[Work to do]
State how many lines in the entries below contain "Weak". Write nothing but the number.

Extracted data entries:
::::::::::

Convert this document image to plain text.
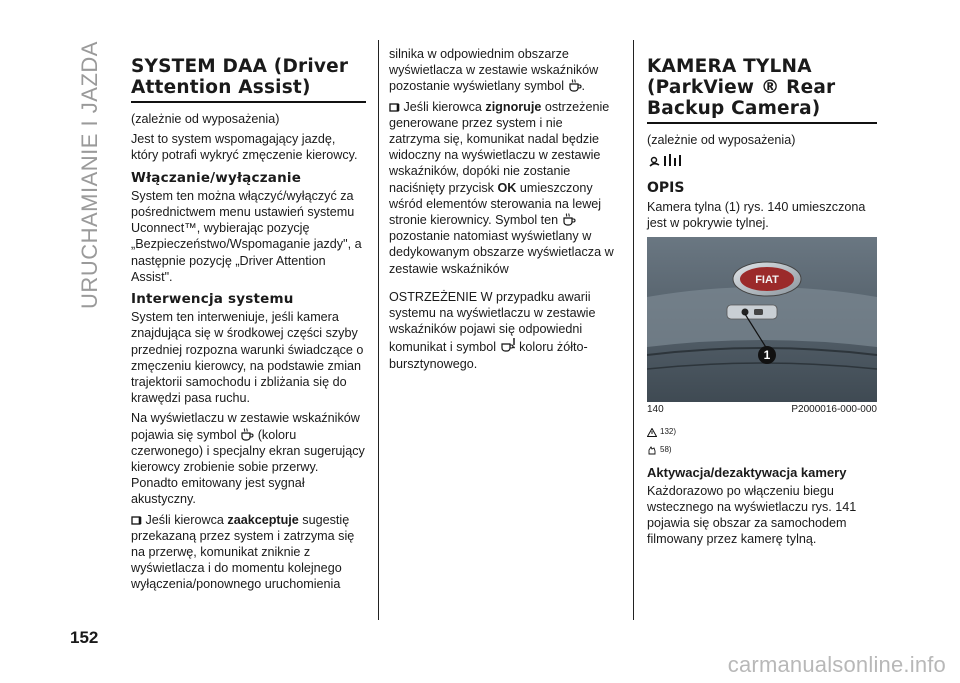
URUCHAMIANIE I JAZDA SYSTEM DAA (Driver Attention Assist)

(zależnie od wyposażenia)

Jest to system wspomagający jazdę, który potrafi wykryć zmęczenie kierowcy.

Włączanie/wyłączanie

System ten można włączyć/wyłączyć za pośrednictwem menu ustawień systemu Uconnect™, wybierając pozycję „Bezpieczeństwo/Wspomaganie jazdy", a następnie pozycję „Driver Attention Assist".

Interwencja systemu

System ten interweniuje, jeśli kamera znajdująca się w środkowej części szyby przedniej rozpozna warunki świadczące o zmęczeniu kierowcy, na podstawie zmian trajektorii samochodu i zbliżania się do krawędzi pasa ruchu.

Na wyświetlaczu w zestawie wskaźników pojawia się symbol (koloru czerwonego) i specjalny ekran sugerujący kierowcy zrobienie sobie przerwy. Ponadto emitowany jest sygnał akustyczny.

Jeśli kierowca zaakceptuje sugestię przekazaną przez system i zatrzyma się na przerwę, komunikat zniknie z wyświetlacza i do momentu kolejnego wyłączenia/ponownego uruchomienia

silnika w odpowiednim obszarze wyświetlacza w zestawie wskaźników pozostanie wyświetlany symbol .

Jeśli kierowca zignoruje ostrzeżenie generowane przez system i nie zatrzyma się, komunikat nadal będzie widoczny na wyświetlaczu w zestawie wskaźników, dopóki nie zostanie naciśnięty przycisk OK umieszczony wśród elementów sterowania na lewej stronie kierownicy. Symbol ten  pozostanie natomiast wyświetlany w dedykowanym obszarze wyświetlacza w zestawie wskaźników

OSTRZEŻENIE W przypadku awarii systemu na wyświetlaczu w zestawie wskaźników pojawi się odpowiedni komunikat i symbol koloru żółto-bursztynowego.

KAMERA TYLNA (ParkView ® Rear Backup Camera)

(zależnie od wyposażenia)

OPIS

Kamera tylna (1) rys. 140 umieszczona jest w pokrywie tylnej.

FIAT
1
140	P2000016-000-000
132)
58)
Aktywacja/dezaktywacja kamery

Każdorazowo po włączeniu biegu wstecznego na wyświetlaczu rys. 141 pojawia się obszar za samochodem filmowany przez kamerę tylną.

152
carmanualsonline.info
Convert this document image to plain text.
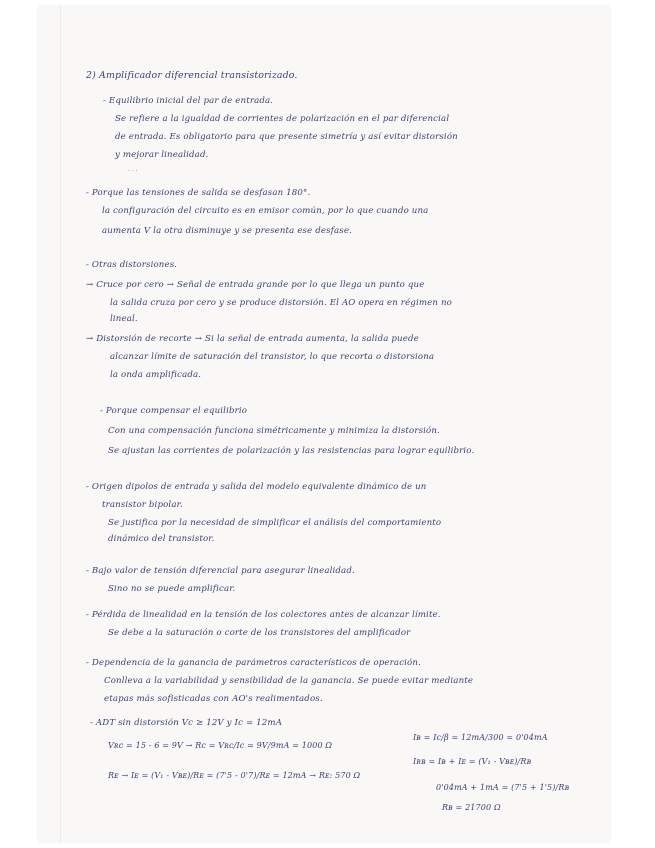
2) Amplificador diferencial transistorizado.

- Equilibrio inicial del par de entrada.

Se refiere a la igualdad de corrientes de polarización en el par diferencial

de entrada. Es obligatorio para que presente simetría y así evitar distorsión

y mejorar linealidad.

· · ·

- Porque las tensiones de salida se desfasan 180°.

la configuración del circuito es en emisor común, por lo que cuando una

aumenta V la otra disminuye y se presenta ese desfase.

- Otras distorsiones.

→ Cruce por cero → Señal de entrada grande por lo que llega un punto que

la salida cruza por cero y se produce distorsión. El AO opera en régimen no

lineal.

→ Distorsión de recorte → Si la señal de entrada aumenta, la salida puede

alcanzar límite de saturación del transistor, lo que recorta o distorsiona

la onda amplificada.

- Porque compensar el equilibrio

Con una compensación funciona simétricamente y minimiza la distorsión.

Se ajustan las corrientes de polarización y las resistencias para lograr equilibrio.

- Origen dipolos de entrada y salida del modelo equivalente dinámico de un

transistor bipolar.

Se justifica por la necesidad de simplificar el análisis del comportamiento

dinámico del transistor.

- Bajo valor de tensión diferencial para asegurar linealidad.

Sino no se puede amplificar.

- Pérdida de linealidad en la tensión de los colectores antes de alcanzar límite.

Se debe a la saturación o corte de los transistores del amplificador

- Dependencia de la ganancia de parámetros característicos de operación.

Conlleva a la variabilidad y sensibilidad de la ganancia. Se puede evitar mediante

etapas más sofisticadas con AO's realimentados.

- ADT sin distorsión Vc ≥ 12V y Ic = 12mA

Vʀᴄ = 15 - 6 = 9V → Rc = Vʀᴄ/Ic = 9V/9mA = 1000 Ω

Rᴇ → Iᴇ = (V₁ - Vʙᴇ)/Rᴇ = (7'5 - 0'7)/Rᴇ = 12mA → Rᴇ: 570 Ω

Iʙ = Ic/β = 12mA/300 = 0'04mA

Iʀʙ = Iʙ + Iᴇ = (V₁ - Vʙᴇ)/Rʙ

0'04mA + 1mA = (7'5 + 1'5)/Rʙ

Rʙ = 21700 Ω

::::::::::

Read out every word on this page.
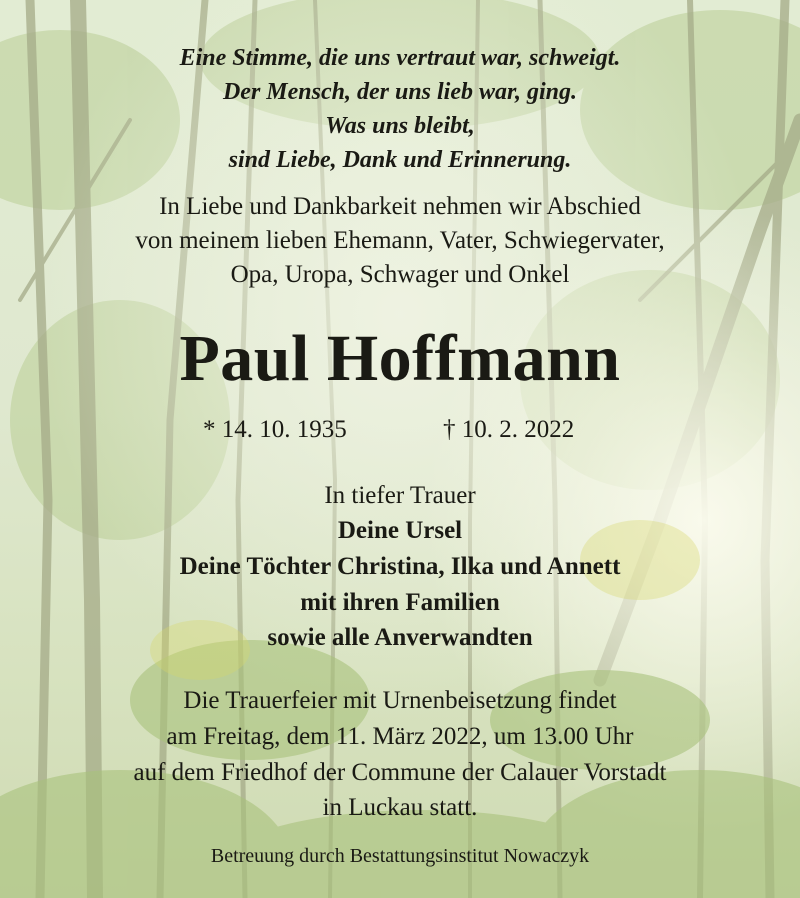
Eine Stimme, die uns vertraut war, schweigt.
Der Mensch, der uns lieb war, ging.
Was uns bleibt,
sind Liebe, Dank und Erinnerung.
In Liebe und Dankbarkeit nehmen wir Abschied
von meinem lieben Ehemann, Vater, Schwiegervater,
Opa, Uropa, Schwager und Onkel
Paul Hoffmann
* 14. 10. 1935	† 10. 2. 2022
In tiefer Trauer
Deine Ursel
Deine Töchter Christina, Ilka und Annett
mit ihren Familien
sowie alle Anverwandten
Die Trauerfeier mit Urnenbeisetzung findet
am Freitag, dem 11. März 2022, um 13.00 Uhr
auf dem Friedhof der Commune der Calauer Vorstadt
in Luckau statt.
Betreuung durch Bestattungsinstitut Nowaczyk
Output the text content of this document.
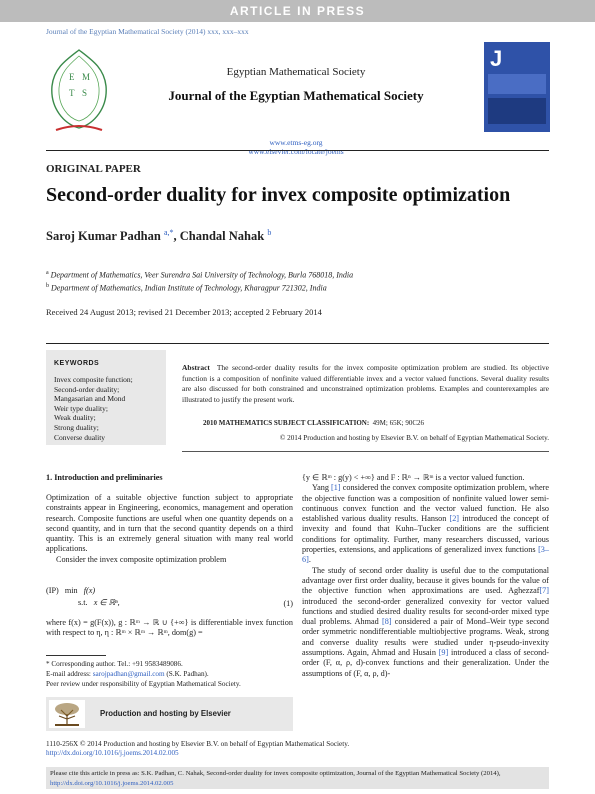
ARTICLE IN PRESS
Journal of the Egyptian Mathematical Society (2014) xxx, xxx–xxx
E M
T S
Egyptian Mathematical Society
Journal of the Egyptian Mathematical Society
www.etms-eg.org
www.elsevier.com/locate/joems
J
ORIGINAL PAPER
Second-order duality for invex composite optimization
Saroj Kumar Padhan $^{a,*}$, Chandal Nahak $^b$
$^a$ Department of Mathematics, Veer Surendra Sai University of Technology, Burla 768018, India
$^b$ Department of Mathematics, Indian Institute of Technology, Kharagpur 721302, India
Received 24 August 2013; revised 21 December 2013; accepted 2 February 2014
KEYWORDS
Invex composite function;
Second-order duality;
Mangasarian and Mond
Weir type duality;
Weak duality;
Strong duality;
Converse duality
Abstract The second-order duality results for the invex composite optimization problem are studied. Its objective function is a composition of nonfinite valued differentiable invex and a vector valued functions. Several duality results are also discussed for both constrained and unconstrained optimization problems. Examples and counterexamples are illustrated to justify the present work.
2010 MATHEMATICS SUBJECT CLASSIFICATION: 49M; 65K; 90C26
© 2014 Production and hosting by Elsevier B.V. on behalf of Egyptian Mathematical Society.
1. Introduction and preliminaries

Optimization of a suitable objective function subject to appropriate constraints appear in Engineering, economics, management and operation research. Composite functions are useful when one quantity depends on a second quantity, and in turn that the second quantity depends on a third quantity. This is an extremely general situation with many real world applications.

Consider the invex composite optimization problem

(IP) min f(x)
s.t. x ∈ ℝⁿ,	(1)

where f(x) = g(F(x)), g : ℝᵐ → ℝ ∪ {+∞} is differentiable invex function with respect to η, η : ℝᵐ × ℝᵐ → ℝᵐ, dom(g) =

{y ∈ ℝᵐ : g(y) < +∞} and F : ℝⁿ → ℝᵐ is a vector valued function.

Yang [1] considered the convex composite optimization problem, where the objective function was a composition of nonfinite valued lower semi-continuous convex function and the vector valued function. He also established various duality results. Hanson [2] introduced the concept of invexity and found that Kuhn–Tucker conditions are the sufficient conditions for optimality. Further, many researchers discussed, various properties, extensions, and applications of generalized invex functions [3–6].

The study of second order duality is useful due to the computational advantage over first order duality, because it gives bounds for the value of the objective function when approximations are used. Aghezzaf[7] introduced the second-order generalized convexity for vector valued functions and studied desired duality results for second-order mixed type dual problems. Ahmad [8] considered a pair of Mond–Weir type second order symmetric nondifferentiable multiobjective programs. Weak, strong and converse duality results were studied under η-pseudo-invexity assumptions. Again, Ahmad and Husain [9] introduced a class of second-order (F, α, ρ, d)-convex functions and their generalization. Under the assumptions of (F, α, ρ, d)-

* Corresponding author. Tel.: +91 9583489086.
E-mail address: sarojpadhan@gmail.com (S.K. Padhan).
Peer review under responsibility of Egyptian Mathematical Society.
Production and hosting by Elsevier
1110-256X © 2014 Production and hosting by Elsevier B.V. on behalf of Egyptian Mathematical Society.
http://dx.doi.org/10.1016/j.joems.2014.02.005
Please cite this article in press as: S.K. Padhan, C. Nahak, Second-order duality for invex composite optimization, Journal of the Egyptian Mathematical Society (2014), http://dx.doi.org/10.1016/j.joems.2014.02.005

::::::::::

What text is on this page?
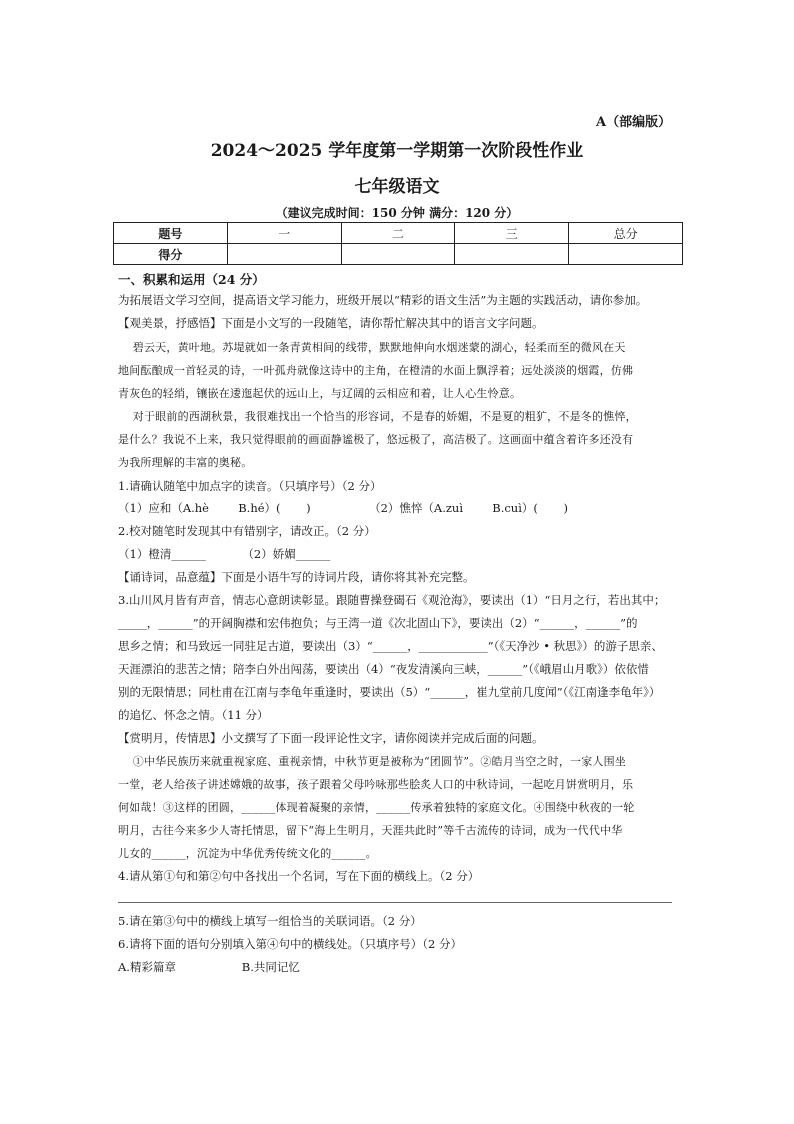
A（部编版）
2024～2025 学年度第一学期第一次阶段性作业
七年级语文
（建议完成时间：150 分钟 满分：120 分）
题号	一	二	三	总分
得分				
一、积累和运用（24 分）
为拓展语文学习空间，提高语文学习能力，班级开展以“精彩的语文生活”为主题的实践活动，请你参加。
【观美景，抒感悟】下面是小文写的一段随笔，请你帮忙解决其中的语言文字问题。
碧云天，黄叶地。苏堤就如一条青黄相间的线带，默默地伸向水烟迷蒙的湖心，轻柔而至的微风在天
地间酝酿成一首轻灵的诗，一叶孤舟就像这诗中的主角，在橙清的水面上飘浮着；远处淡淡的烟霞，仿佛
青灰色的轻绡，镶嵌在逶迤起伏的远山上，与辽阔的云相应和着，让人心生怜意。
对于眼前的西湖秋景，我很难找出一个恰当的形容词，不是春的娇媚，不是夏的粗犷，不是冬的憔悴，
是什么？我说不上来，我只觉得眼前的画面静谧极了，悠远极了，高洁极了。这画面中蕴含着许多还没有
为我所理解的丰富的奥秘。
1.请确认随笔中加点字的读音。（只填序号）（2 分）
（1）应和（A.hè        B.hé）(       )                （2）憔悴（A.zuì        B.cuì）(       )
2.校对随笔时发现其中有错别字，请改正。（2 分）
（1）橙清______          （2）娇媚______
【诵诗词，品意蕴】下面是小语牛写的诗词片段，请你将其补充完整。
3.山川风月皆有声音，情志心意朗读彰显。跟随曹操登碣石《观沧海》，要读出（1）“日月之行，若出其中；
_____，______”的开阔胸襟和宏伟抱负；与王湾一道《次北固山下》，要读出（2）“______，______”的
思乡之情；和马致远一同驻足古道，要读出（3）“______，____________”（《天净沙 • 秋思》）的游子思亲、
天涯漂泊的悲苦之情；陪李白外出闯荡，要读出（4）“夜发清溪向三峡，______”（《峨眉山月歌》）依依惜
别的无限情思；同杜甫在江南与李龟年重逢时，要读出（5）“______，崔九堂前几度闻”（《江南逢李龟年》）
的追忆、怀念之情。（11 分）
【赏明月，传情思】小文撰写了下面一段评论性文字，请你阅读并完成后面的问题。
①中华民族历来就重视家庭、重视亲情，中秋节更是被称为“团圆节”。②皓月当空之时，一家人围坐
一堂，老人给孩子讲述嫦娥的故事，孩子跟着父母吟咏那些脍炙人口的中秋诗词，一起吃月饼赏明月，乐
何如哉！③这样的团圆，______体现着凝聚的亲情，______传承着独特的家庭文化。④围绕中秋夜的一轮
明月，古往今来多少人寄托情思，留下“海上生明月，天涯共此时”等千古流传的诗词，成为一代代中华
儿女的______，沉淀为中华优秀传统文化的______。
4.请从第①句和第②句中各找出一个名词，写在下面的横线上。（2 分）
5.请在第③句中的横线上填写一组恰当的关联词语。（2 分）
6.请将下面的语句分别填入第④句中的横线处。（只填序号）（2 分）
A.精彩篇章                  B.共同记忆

::::::::::

[Expected output]
2